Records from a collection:
-- begin --

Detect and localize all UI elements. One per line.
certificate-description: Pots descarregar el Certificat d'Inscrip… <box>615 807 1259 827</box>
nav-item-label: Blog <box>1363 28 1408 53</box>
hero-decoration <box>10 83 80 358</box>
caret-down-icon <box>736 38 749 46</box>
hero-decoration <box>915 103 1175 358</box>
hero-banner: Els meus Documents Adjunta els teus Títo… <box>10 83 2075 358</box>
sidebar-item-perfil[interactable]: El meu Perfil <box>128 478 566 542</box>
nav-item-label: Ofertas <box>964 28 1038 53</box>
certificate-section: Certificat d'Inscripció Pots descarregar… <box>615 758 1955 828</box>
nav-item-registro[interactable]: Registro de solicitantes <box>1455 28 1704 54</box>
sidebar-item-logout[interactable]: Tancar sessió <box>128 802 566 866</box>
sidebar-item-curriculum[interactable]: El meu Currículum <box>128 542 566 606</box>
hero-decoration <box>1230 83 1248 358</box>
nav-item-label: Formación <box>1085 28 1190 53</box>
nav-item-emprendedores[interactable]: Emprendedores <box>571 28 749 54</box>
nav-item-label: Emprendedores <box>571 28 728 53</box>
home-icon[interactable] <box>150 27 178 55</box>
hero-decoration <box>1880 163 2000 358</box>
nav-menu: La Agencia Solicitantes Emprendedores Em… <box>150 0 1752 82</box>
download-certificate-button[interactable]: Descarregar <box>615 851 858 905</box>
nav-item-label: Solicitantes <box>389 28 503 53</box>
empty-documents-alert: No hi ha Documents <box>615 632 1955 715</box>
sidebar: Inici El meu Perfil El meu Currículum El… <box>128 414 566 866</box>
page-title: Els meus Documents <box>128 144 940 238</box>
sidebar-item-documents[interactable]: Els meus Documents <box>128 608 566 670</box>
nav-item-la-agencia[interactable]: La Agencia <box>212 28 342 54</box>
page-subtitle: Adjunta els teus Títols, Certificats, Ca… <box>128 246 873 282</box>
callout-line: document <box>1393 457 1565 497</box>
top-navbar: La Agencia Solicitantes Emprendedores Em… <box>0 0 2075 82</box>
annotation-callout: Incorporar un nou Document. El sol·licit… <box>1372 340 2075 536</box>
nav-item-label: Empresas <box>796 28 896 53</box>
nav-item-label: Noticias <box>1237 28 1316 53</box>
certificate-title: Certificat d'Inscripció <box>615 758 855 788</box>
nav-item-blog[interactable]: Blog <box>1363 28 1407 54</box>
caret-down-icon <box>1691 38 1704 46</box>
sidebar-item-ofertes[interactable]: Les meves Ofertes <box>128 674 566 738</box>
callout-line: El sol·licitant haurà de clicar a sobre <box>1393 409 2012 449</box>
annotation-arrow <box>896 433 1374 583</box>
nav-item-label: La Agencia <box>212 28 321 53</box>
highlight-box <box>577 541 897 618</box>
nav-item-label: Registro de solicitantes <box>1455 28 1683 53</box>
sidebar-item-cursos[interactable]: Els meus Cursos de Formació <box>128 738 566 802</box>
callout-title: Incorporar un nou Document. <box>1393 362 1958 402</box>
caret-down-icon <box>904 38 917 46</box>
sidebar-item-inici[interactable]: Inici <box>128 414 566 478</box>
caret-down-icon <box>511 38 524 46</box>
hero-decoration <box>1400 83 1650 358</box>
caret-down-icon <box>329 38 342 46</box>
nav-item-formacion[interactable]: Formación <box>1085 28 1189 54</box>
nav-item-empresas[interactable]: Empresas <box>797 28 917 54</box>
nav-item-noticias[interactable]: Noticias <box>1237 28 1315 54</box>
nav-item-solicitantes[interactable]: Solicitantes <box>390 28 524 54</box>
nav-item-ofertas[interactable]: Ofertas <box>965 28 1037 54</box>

-- end --

=== Instructions to follow ===
Print the stretch of the material from its first line through the line containing "nav-item-registro[interactable]: Registro de", reproducing every line verbatim.

=== Exercise output ===
Detect and localize all UI elements. One per line.
certificate-description: Pots descarregar el Certificat d'Inscrip… <box>615 807 1259 827</box>
nav-item-label: Blog <box>1363 28 1408 53</box>
hero-decoration <box>10 83 80 358</box>
caret-down-icon <box>736 38 749 46</box>
hero-decoration <box>915 103 1175 358</box>
hero-banner: Els meus Documents Adjunta els teus Títo… <box>10 83 2075 358</box>
sidebar-item-perfil[interactable]: El meu Perfil <box>128 478 566 542</box>
nav-item-label: Ofertas <box>964 28 1038 53</box>
certificate-section: Certificat d'Inscripció Pots descarregar… <box>615 758 1955 828</box>
nav-item-registro[interactable]: Registro de solicitantes <box>1455 28 1704 54</box>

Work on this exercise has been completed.